That's an interesting question. You want to set up a business that essentially combines three different concepts:
- Network streaming from your PC to a different screen across the network using remote screen software; e.g. Parsec, or a Chromecast, e.g. playing a PC-only game on your iPad, which I've done.
- Basically AWS: Renting a dedicated server, racked in a server room far, far away, and remote-screening off that server. AND, time-sharing the dedicated server; i.e. the server is dedicated to you while you are using it, and an hour later your environment may be boxed, and the actual iron allocated to someone else.
So in principle, you'd have an array of racks and racks of dedicated PCs, all headless or blades. They'd all be preloaded with a standard image, with a virgin (un-customered) Steam, GoG, Battle.net etc. etc. Customer would
- Lease a dedicated PC from you, and you'd grab one out of the pool of available PCs.
- Remotely controlling it (a-la Parsec): Launch Steam etc., log into their account.
- Install a game on it.
- Play the game as long as they liked.
- Quit playing and log out.
- You'd wipe the PC's disk and return it to the pool.
I'm with you so far. (Blizzard isn't).
Where you might get in trouble is you try to also combine this idea with GameFly. Remember when Netflix was DVDs showing up in your mail, and you'd stick them in the pouch, mail it back, and the next one would automatically show up? That's the classic video rental model. The video store pays once for the tape ($89 for a VHS tape back in the day) and doesn't pay per-rental. Parallel to Old Netflix was a service called GameFly, that still exists (as does Old Netflix). So I suppose the next shoe to drop is that if your user wants to play a DVD-based console game, "an elf in your warehouse" will (in a few seconds) grab one of your stock copies and drop it in the DVD slot, right? (except the elf, and the DVD slot, will be virtualized.) Now you better watch out.

^^^^

> [Problems to solve]:
**1.** The post on renting out remote gaming PCs describes how a customer's session with a leased PC would go. List every step of that sequence, from leasing the PC to returning it to the pool.
**2.** Answer these questions about the post on renting out remote gaming PCs:
(a) What is the first remote screen software named as an example?
(b) Which company does the writer say is not on board with the idea?
(c) What did a video store once pay for a VHS tape?
**3.** Continue the post on renting out remote gaming PCs, picking up after its final sentence.

^^^^

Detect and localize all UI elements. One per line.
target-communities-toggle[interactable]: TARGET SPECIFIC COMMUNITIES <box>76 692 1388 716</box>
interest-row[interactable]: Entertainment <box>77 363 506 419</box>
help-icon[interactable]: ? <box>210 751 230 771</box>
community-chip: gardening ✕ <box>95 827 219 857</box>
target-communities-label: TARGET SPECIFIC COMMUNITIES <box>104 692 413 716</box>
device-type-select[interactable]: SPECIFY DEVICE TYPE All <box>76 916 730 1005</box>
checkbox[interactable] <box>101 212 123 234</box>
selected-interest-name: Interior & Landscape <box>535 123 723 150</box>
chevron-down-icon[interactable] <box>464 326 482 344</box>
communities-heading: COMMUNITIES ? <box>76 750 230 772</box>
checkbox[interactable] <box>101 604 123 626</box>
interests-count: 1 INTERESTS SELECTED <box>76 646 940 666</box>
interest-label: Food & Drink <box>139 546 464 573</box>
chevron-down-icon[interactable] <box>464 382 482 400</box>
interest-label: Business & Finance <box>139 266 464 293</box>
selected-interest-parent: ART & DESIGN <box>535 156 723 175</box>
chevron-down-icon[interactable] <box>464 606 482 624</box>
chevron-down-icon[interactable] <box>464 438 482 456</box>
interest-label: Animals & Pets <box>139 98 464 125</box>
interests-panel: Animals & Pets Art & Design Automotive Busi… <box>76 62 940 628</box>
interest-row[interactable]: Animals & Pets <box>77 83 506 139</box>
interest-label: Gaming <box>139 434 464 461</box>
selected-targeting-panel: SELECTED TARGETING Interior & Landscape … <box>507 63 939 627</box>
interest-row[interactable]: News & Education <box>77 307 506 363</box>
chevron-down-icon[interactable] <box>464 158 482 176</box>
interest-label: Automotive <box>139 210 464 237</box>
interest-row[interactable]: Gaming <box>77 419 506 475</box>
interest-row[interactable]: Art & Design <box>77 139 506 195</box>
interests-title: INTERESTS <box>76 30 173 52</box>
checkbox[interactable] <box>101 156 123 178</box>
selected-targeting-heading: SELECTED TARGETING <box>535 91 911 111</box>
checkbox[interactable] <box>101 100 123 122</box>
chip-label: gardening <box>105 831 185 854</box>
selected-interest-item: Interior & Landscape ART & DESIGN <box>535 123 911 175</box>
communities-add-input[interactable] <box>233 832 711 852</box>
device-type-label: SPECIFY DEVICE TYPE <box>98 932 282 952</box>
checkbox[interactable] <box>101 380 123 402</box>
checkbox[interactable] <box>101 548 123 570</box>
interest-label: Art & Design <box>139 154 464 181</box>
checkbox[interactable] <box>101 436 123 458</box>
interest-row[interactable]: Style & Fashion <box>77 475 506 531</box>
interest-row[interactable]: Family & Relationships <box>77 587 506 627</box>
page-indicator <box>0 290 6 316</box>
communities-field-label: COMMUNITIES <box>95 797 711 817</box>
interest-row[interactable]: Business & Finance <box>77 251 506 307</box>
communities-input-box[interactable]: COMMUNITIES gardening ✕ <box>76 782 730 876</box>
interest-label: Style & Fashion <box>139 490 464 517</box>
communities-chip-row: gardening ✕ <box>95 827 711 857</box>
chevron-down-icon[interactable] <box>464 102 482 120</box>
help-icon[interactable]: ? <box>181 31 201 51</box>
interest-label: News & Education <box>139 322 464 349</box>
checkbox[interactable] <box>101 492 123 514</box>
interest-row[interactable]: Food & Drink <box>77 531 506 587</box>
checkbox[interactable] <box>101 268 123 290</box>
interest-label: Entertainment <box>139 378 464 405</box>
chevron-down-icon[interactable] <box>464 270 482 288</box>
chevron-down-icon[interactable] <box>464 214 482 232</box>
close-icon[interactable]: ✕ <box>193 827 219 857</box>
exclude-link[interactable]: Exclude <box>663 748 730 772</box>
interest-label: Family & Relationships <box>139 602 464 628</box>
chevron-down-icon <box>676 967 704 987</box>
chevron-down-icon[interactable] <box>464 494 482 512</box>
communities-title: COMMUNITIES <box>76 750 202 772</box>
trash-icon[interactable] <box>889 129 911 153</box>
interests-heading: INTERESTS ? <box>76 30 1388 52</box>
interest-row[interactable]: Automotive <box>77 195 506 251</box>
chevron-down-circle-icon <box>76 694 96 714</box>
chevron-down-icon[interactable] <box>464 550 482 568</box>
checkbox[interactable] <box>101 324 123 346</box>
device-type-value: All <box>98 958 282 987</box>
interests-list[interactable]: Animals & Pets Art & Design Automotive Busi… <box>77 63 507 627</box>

^^^^

> [Task-by-task answers]:
**1.**
1. The customer leases a dedicated PC, which is taken from the pool of available PCs.
2. The customer controls it remotely, launches Steam or a similar service, and logs into their account.
3. The customer installs a game on it.
4. The customer plays the game as long as they like.
5. The customer quits playing and logs out.
6. The PC's disk is wiped and the PC goes back to the pool.

**2.**
(a) Parsec
(b) Blizzard
(c) $89

**3.**
The case to pay heed to is Aereo. Aereo was a public-policy advocacy litigation firm; they just didn't know it. They thought they were an Internet streaming company offering streaming and time-shifting of over-the-air TV to people in the NYC service area).
NYC citizens have trouble with TV reception because of all the steel buildings. Aereo already knew it would be illegal to just have one well-placed antenna and stream to everybody. So they had a well-placed warehouse with thousands of antennas, each connected to a PC with a DVR. So each customer would get a dedicated antenna and PC/DVR. And I thought that settled the matter; but they finally got in front of the Supreme Court. The Supreme Court said "Nope, the clever technology implementation does NOT negate the obvious intent of Congress, in requiring cable companies to pay TV stations for the right to rebroadcast their stations. It looks, walks and quacks like a cable TV operation, so we're treating it like that for the law." Their house of cards immediately collapsed because they now owed years of back fees to all the TV stations they were streaming, and that broke their back.